**Exercise brief:**
Exactly reproduce each line of the listing that follows.

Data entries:

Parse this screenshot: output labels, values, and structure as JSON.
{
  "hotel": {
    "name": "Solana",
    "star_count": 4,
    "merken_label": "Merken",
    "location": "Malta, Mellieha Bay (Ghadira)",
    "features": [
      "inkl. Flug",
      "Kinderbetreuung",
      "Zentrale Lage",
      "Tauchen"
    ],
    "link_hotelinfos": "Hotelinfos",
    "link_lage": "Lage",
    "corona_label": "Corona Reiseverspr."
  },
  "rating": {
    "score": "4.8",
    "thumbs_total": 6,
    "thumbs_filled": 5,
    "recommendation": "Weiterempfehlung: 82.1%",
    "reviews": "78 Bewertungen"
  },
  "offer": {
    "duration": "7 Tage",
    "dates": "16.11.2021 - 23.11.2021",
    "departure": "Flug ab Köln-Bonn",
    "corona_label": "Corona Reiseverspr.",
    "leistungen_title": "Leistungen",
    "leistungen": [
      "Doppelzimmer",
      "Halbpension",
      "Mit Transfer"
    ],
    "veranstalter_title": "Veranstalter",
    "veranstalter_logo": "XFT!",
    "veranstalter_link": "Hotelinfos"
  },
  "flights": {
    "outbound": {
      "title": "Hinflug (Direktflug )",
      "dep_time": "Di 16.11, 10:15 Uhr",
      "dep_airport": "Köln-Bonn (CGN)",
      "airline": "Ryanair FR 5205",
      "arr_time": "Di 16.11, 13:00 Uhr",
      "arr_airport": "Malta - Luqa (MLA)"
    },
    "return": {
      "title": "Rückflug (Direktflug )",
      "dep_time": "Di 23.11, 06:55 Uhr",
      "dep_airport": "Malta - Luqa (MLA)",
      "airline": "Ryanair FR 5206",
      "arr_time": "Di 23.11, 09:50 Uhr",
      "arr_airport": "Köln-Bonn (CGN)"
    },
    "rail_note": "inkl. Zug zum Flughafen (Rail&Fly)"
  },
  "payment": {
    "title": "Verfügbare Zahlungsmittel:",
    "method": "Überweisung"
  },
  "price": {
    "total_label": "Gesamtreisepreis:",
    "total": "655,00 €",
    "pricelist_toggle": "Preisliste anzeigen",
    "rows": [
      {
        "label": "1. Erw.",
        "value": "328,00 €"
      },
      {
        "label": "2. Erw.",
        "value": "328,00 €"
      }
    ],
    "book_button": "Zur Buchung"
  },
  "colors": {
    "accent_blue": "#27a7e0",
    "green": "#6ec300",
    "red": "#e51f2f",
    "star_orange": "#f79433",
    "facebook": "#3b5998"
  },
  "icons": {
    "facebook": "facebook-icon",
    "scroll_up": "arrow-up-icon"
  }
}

**Result for this task:**
Parse this screenshot: output labels, values, and structure as JSON.
{
  "hotel": {
    "name": "Solana",
    "star_count": 4,
    "merken_label": "Merken",
    "location": "Malta, Mellieha Bay (Ghadira)",
    "features": [
      "inkl. Flug",
      "Kinderbetreuung",
      "Zentrale Lage",
      "Tauchen"
    ],
    "link_hotelinfos": "Hotelinfos",
    "link_lage": "Lage",
    "corona_label": "Corona Reiseverspr."
  },
  "rating": {
    "score": "4.8",
    "thumbs_total": 6,
    "thumbs_filled": 5,
    "recommendation": "Weiterempfehlung: 82.1%",
    "reviews": "78 Bewertungen"
  },
  "offer": {
    "duration": "7 Tage",
    "dates": "16.11.2021 - 23.11.2021",
    "departure": "Flug ab Köln-Bonn",
    "corona_label": "Corona Reiseverspr.",
    "leistungen_title": "Leistungen",
    "leistungen": [
      "Doppelzimmer",
      "Halbpension",
      "Mit Transfer"
    ],
    "veranstalter_title": "Veranstalter",
    "veranstalter_logo": "XFT!",
    "veranstalter_link": "Hotelinfos"
  },
  "flights": {
    "outbound": {
      "title": "Hinflug (Direktflug )",
      "dep_time": "Di 16.11, 10:15 Uhr",
      "dep_airport": "Köln-Bonn (CGN)",
      "airline": "Ryanair FR 5205",
      "arr_time": "Di 16.11, 13:00 Uhr",
      "arr_airport": "Malta - Luqa (MLA)"
    },
    "return": {
      "title": "Rückflug (Direktflug )",
      "dep_time": "Di 23.11, 06:55 Uhr",
      "dep_airport": "Malta - Luqa (MLA)",
      "airline": "Ryanair FR 5206",
      "arr_time": "Di 23.11, 09:50 Uhr",
      "arr_airport": "Köln-Bonn (CGN)"
    },
    "rail_note": "inkl. Zug zum Flughafen (Rail&Fly)"
  },
  "payment": {
    "title": "Verfügbare Zahlungsmittel:",
    "method": "Überweisung"
  },
  "price": {
    "total_label": "Gesamtreisepreis:",
    "total": "655,00 €",
    "pricelist_toggle": "Preisliste anzeigen",
    "rows": [
      {
        "label": "1. Erw.",
        "value": "328,00 €"
      },
      {
        "label": "2. Erw.",
        "value": "328,00 €"
      }
    ],
    "book_button": "Zur Buchung"
  },
  "colors": {
    "accent_blue": "#27a7e0",
    "green": "#6ec300",
    "red": "#e51f2f",
    "star_orange": "#f79433",
    "facebook": "#3b5998"
  },
  "icons": {
    "facebook": "facebook-icon",
    "scroll_up": "arrow-up-icon"
  }
}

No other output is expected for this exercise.